• _Written instruction_
Each entry below should be written out exactly as it is, with no pictures.

[Records from a collection of figures]
------
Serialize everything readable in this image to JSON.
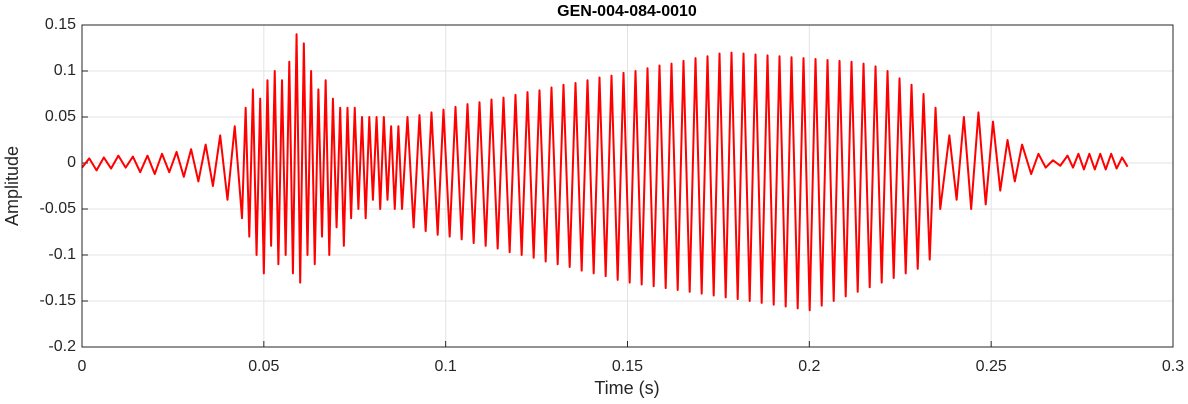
{
  "chart_data": {
    "type": "line",
    "title": "GEN-004-084-0010",
    "x_label": "Time (s)",
    "y_label": "Amplitude",
    "color": "#ff0000",
    "grid": true,
    "xlim": [
      0,
      0.3
    ],
    "xticks": [
      0,
      0.05,
      0.1,
      0.15,
      0.2,
      0.25,
      0.3
    ],
    "ylim": [
      -0.2,
      0.15
    ],
    "yticks": [
      -0.2,
      -0.15,
      -0.1,
      -0.05,
      0,
      0.05,
      0.1,
      0.15
    ],
    "x": [
      0,
      0.002,
      0.004,
      0.006,
      0.008,
      0.01,
      0.012,
      0.014,
      0.016,
      0.018,
      0.02,
      0.022,
      0.024,
      0.026,
      0.028,
      0.03,
      0.032,
      0.034,
      0.036,
      0.038,
      0.04,
      0.042,
      0.044,
      0.045,
      0.046,
      0.047,
      0.048,
      0.049,
      0.05,
      0.051,
      0.052,
      0.053,
      0.054,
      0.055,
      0.056,
      0.057,
      0.058,
      0.059,
      0.06,
      0.061,
      0.062,
      0.063,
      0.064,
      0.065,
      0.066,
      0.067,
      0.068,
      0.069,
      0.07,
      0.071,
      0.072,
      0.073,
      0.074,
      0.075,
      0.076,
      0.077,
      0.078,
      0.079,
      0.08,
      0.081,
      0.082,
      0.083,
      0.084,
      0.085,
      0.086,
      0.087,
      0.088,
      0.0895,
      0.0912,
      0.0928,
      0.0945,
      0.0961,
      0.0978,
      0.0994,
      0.1011,
      0.1027,
      0.1044,
      0.106,
      0.1077,
      0.1093,
      0.111,
      0.1126,
      0.1143,
      0.1159,
      0.1176,
      0.1192,
      0.1209,
      0.1225,
      0.1242,
      0.1258,
      0.1275,
      0.1291,
      0.1308,
      0.1324,
      0.1341,
      0.1357,
      0.1374,
      0.139,
      0.1407,
      0.1423,
      0.144,
      0.1456,
      0.1473,
      0.1489,
      0.1506,
      0.1522,
      0.1539,
      0.1555,
      0.1572,
      0.1588,
      0.1605,
      0.1621,
      0.1638,
      0.1654,
      0.1671,
      0.1687,
      0.1704,
      0.172,
      0.1737,
      0.1753,
      0.177,
      0.1786,
      0.1803,
      0.1819,
      0.1836,
      0.1852,
      0.1869,
      0.1885,
      0.1902,
      0.1918,
      0.1935,
      0.1951,
      0.1968,
      0.1984,
      0.2001,
      0.2017,
      0.2034,
      0.205,
      0.2067,
      0.2083,
      0.21,
      0.2116,
      0.2133,
      0.2149,
      0.2166,
      0.2182,
      0.2199,
      0.2215,
      0.2232,
      0.2248,
      0.2265,
      0.2281,
      0.2298,
      0.2314,
      0.2331,
      0.2347,
      0.236,
      0.2385,
      0.2405,
      0.2425,
      0.2445,
      0.2465,
      0.2485,
      0.2505,
      0.2525,
      0.2545,
      0.2565,
      0.2585,
      0.261,
      0.263,
      0.265,
      0.267,
      0.269,
      0.271,
      0.2725,
      0.274,
      0.2755,
      0.277,
      0.2785,
      0.28,
      0.2815,
      0.283,
      0.2845,
      0.286,
      0.2875
    ],
    "values": [
      -0.005,
      0.005,
      -0.008,
      0.006,
      -0.006,
      0.008,
      -0.005,
      0.007,
      -0.01,
      0.008,
      -0.012,
      0.01,
      -0.01,
      0.012,
      -0.015,
      0.015,
      -0.02,
      0.02,
      -0.025,
      0.03,
      -0.04,
      0.04,
      -0.06,
      0.06,
      -0.08,
      0.08,
      -0.1,
      0.07,
      -0.12,
      0.09,
      -0.09,
      0.1,
      -0.11,
      0.09,
      -0.1,
      0.11,
      -0.12,
      0.14,
      -0.13,
      0.13,
      -0.1,
      0.1,
      -0.11,
      0.08,
      -0.08,
      0.09,
      -0.1,
      0.07,
      -0.07,
      0.06,
      -0.09,
      0.06,
      -0.06,
      0.06,
      -0.05,
      0.05,
      -0.06,
      0.05,
      -0.04,
      0.05,
      -0.05,
      0.05,
      -0.04,
      0.04,
      -0.05,
      0.04,
      -0.05,
      0.05,
      -0.07,
      0.052,
      -0.074,
      0.055,
      -0.078,
      0.058,
      -0.08,
      0.061,
      -0.083,
      0.064,
      -0.087,
      0.066,
      -0.09,
      0.069,
      -0.093,
      0.071,
      -0.097,
      0.074,
      -0.1,
      0.077,
      -0.103,
      0.079,
      -0.107,
      0.082,
      -0.11,
      0.085,
      -0.113,
      0.087,
      -0.117,
      0.09,
      -0.12,
      0.093,
      -0.123,
      0.095,
      -0.127,
      0.098,
      -0.13,
      0.1,
      -0.132,
      0.103,
      -0.134,
      0.106,
      -0.136,
      0.108,
      -0.138,
      0.111,
      -0.14,
      0.114,
      -0.142,
      0.116,
      -0.144,
      0.119,
      -0.146,
      0.12,
      -0.148,
      0.119,
      -0.15,
      0.118,
      -0.152,
      0.117,
      -0.154,
      0.116,
      -0.156,
      0.115,
      -0.158,
      0.114,
      -0.16,
      0.113,
      -0.155,
      0.112,
      -0.15,
      0.111,
      -0.145,
      0.11,
      -0.14,
      0.108,
      -0.135,
      0.105,
      -0.13,
      0.1,
      -0.125,
      0.092,
      -0.12,
      0.085,
      -0.115,
      0.075,
      -0.105,
      0.06,
      -0.05,
      0.03,
      -0.04,
      0.05,
      -0.05,
      0.055,
      -0.045,
      0.045,
      -0.03,
      0.025,
      -0.02,
      0.02,
      -0.012,
      0.01,
      -0.005,
      0.003,
      -0.003,
      0.008,
      -0.005,
      0.01,
      -0.007,
      0.01,
      -0.007,
      0.01,
      -0.007,
      0.01,
      -0.006,
      0.006,
      -0.004
    ]
  }
}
------
• _The solution_
Serialize everything readable in this image to JSON.
{
  "chart_data": {
    "type": "line",
    "title": "GEN-004-084-0010",
    "x_label": "Time (s)",
    "y_label": "Amplitude",
    "color": "#ff0000",
    "grid": true,
    "xlim": [
      0,
      0.3
    ],
    "xticks": [
      0,
      0.05,
      0.1,
      0.15,
      0.2,
      0.25,
      0.3
    ],
    "ylim": [
      -0.2,
      0.15
    ],
    "yticks": [
      -0.2,
      -0.15,
      -0.1,
      -0.05,
      0,
      0.05,
      0.1,
      0.15
    ],
    "x": [
      0,
      0.002,
      0.004,
      0.006,
      0.008,
      0.01,
      0.012,
      0.014,
      0.016,
      0.018,
      0.02,
      0.022,
      0.024,
      0.026,
      0.028,
      0.03,
      0.032,
      0.034,
      0.036,
      0.038,
      0.04,
      0.042,
      0.044,
      0.045,
      0.046,
      0.047,
      0.048,
      0.049,
      0.05,
      0.051,
      0.052,
      0.053,
      0.054,
      0.055,
      0.056,
      0.057,
      0.058,
      0.059,
      0.06,
      0.061,
      0.062,
      0.063,
      0.064,
      0.065,
      0.066,
      0.067,
      0.068,
      0.069,
      0.07,
      0.071,
      0.072,
      0.073,
      0.074,
      0.075,
      0.076,
      0.077,
      0.078,
      0.079,
      0.08,
      0.081,
      0.082,
      0.083,
      0.084,
      0.085,
      0.086,
      0.087,
      0.088,
      0.0895,
      0.0912,
      0.0928,
      0.0945,
      0.0961,
      0.0978,
      0.0994,
      0.1011,
      0.1027,
      0.1044,
      0.106,
      0.1077,
      0.1093,
      0.111,
      0.1126,
      0.1143,
      0.1159,
      0.1176,
      0.1192,
      0.1209,
      0.1225,
      0.1242,
      0.1258,
      0.1275,
      0.1291,
      0.1308,
      0.1324,
      0.1341,
      0.1357,
      0.1374,
      0.139,
      0.1407,
      0.1423,
      0.144,
      0.1456,
      0.1473,
      0.1489,
      0.1506,
      0.1522,
      0.1539,
      0.1555,
      0.1572,
      0.1588,
      0.1605,
      0.1621,
      0.1638,
      0.1654,
      0.1671,
      0.1687,
      0.1704,
      0.172,
      0.1737,
      0.1753,
      0.177,
      0.1786,
      0.1803,
      0.1819,
      0.1836,
      0.1852,
      0.1869,
      0.1885,
      0.1902,
      0.1918,
      0.1935,
      0.1951,
      0.1968,
      0.1984,
      0.2001,
      0.2017,
      0.2034,
      0.205,
      0.2067,
      0.2083,
      0.21,
      0.2116,
      0.2133,
      0.2149,
      0.2166,
      0.2182,
      0.2199,
      0.2215,
      0.2232,
      0.2248,
      0.2265,
      0.2281,
      0.2298,
      0.2314,
      0.2331,
      0.2347,
      0.236,
      0.2385,
      0.2405,
      0.2425,
      0.2445,
      0.2465,
      0.2485,
      0.2505,
      0.2525,
      0.2545,
      0.2565,
      0.2585,
      0.261,
      0.263,
      0.265,
      0.267,
      0.269,
      0.271,
      0.2725,
      0.274,
      0.2755,
      0.277,
      0.2785,
      0.28,
      0.2815,
      0.283,
      0.2845,
      0.286,
      0.2875
    ],
    "values": [
      -0.005,
      0.005,
      -0.008,
      0.006,
      -0.006,
      0.008,
      -0.005,
      0.007,
      -0.01,
      0.008,
      -0.012,
      0.01,
      -0.01,
      0.012,
      -0.015,
      0.015,
      -0.02,
      0.02,
      -0.025,
      0.03,
      -0.04,
      0.04,
      -0.06,
      0.06,
      -0.08,
      0.08,
      -0.1,
      0.07,
      -0.12,
      0.09,
      -0.09,
      0.1,
      -0.11,
      0.09,
      -0.1,
      0.11,
      -0.12,
      0.14,
      -0.13,
      0.13,
      -0.1,
      0.1,
      -0.11,
      0.08,
      -0.08,
      0.09,
      -0.1,
      0.07,
      -0.07,
      0.06,
      -0.09,
      0.06,
      -0.06,
      0.06,
      -0.05,
      0.05,
      -0.06,
      0.05,
      -0.04,
      0.05,
      -0.05,
      0.05,
      -0.04,
      0.04,
      -0.05,
      0.04,
      -0.05,
      0.05,
      -0.07,
      0.052,
      -0.074,
      0.055,
      -0.078,
      0.058,
      -0.08,
      0.061,
      -0.083,
      0.064,
      -0.087,
      0.066,
      -0.09,
      0.069,
      -0.093,
      0.071,
      -0.097,
      0.074,
      -0.1,
      0.077,
      -0.103,
      0.079,
      -0.107,
      0.082,
      -0.11,
      0.085,
      -0.113,
      0.087,
      -0.117,
      0.09,
      -0.12,
      0.093,
      -0.123,
      0.095,
      -0.127,
      0.098,
      -0.13,
      0.1,
      -0.132,
      0.103,
      -0.134,
      0.106,
      -0.136,
      0.108,
      -0.138,
      0.111,
      -0.14,
      0.114,
      -0.142,
      0.116,
      -0.144,
      0.119,
      -0.146,
      0.12,
      -0.148,
      0.119,
      -0.15,
      0.118,
      -0.152,
      0.117,
      -0.154,
      0.116,
      -0.156,
      0.115,
      -0.158,
      0.114,
      -0.16,
      0.113,
      -0.155,
      0.112,
      -0.15,
      0.111,
      -0.145,
      0.11,
      -0.14,
      0.108,
      -0.135,
      0.105,
      -0.13,
      0.1,
      -0.125,
      0.092,
      -0.12,
      0.085,
      -0.115,
      0.075,
      -0.105,
      0.06,
      -0.05,
      0.03,
      -0.04,
      0.05,
      -0.05,
      0.055,
      -0.045,
      0.045,
      -0.03,
      0.025,
      -0.02,
      0.02,
      -0.012,
      0.01,
      -0.005,
      0.003,
      -0.003,
      0.008,
      -0.005,
      0.01,
      -0.007,
      0.01,
      -0.007,
      0.01,
      -0.007,
      0.01,
      -0.006,
      0.006,
      -0.004
    ]
  }
}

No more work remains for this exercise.